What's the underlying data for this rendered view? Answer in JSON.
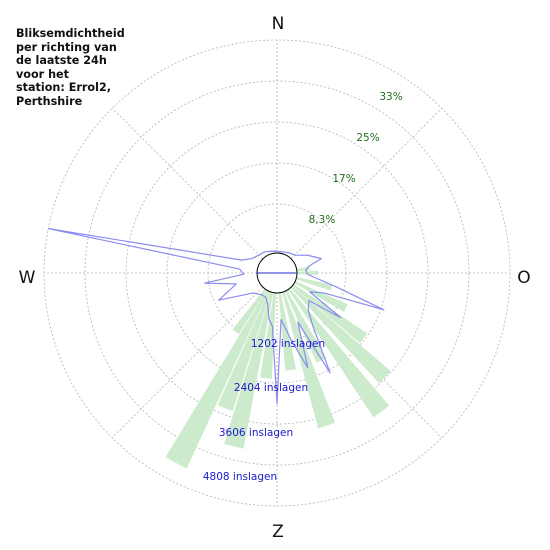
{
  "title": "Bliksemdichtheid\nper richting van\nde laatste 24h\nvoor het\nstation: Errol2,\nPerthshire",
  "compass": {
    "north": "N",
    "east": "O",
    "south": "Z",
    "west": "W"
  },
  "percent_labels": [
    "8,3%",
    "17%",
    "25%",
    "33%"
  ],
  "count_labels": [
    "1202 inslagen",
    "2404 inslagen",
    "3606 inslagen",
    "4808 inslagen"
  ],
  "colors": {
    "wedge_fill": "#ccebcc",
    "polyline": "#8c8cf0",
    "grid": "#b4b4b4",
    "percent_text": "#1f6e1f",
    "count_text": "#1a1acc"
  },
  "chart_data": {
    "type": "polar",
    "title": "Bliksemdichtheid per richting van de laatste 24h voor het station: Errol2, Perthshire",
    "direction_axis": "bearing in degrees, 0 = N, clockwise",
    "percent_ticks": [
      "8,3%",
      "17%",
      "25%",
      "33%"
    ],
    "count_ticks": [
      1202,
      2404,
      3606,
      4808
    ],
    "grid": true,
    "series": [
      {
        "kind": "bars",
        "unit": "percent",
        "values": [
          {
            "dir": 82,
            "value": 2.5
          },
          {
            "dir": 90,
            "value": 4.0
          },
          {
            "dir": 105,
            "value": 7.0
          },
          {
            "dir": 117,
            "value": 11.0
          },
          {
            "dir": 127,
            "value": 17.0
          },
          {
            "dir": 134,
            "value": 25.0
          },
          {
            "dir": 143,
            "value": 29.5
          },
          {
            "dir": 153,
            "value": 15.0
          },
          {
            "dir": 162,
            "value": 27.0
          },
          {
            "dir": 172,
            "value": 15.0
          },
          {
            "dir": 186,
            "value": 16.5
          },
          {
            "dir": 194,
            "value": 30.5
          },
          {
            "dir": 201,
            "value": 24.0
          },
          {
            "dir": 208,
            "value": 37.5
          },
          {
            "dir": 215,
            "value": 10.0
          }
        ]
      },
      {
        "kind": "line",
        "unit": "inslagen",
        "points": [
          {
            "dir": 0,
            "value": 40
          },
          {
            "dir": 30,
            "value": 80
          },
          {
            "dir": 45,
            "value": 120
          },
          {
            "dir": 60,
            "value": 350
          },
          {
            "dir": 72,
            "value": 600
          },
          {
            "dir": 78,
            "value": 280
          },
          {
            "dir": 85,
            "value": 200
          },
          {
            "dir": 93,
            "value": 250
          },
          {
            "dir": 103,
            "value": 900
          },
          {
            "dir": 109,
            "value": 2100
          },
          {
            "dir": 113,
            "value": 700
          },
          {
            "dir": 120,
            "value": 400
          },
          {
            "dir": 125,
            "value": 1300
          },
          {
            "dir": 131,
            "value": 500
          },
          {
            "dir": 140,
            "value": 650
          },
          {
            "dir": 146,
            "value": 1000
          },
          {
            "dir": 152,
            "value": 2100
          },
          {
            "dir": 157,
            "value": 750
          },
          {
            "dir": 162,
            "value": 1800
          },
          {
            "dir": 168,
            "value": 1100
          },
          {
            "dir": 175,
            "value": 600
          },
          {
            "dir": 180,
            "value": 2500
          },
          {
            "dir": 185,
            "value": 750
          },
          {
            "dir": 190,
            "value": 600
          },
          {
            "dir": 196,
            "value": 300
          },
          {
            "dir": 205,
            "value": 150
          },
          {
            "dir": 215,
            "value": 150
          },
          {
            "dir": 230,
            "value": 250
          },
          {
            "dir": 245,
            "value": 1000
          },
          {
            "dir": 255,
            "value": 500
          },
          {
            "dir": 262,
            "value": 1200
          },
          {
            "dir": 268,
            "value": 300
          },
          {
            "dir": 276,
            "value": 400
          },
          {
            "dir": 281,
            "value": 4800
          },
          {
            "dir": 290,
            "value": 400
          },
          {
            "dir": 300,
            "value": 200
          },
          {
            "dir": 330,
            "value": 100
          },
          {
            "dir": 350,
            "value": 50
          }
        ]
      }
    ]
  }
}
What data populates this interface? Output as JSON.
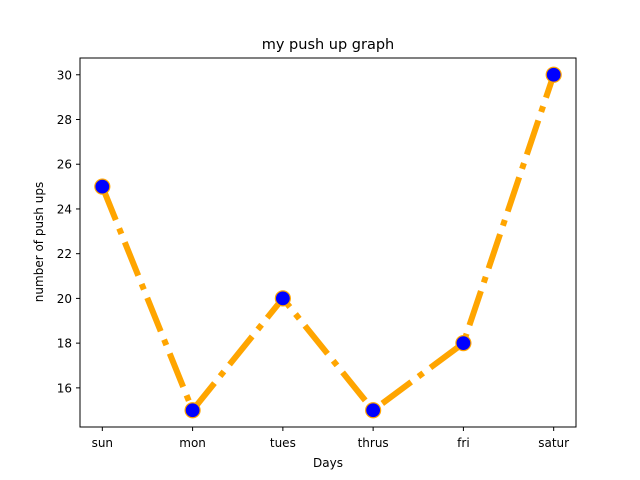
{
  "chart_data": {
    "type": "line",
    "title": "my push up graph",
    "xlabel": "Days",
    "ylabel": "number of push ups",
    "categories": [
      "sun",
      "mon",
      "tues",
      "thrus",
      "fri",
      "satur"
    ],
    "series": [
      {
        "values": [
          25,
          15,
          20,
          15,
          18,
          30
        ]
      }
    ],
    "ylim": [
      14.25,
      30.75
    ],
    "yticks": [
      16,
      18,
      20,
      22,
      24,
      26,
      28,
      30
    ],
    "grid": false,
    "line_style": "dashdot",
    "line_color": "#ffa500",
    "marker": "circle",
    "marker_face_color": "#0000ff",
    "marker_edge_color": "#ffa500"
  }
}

Task to carry out:
Copy every line of the data that holds the string "Bliksemdichtheid".

The response:
  "title": "Bliksemdichtheid\nper richting van\nde laatste 24h\nvoor het\nstation: Errol2,\nPerthshire",
    "title": "Bliksemdichtheid per richting van de laatste 24h voor het station: Errol2, Perthshire",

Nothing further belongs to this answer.